◆ Aim of the exercise: Type out the complete listing below word for word, without its pictures.

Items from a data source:
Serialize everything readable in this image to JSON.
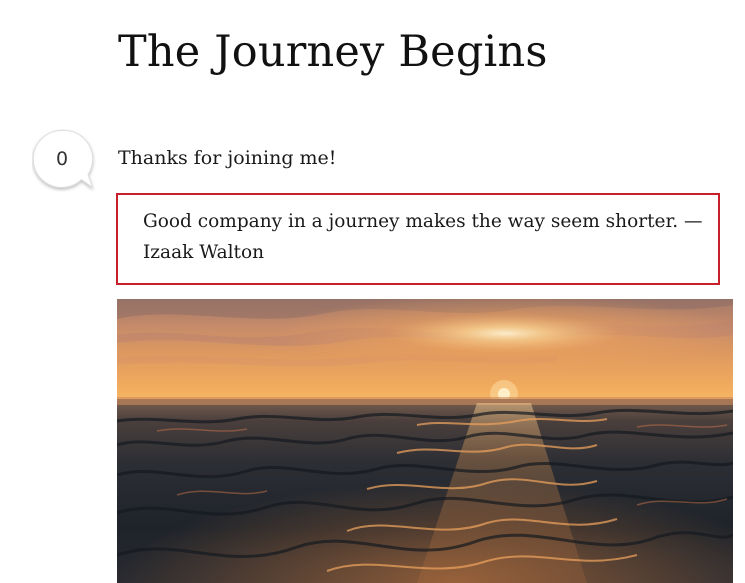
{
  "post": {
    "title": "The Journey Begins",
    "comment_count": "0",
    "intro": "Thanks for joining me!",
    "quote": "Good company in a journey makes the way seem shorter. — Izaak Walton"
  },
  "image": {
    "subject": "sunset-over-ocean",
    "colors": {
      "sky_top": "#a87a6c",
      "sky_glow": "#f4a35c",
      "sun": "#fff4d8",
      "sea_dark": "#1f242c",
      "sea_highlight": "#e69650"
    }
  }
}
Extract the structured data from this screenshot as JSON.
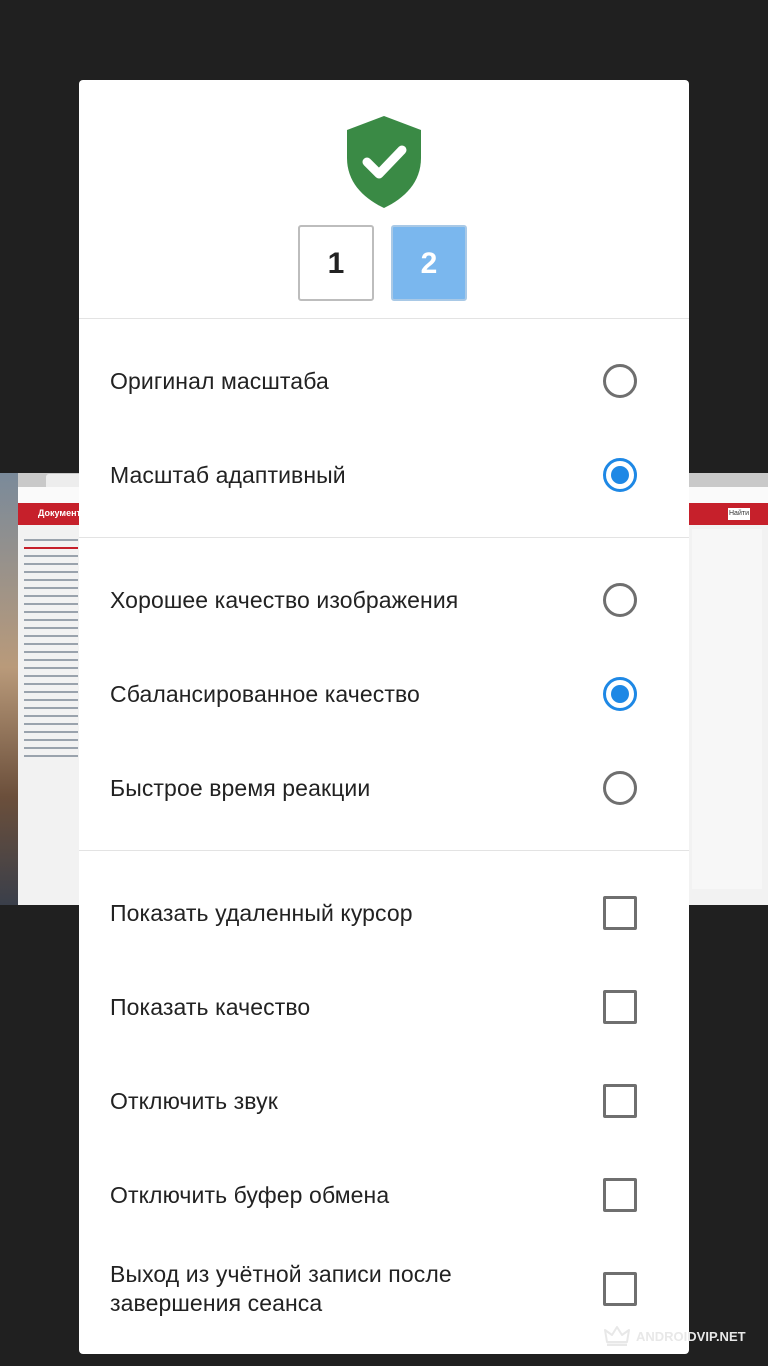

◆ Worked answer:
Serialize everything readable in this image to JSON.
{
  "post": {
    "title": "The Journey Begins",
    "comment_count": "0",
    "intro": "Thanks for joining me!",
    "quote": "Good company in a journey makes the way seem shorter. — Izaak Walton"
  },
  "image": {
    "subject": "sunset-over-ocean",
    "colors": {
      "sky_top": "#a87a6c",
      "sky_glow": "#f4a35c",
      "sun": "#fff4d8",
      "sea_dark": "#1f242c",
      "sea_highlight": "#e69650"
    }
  }
}
Extract the structured data from this screenshot as JSON.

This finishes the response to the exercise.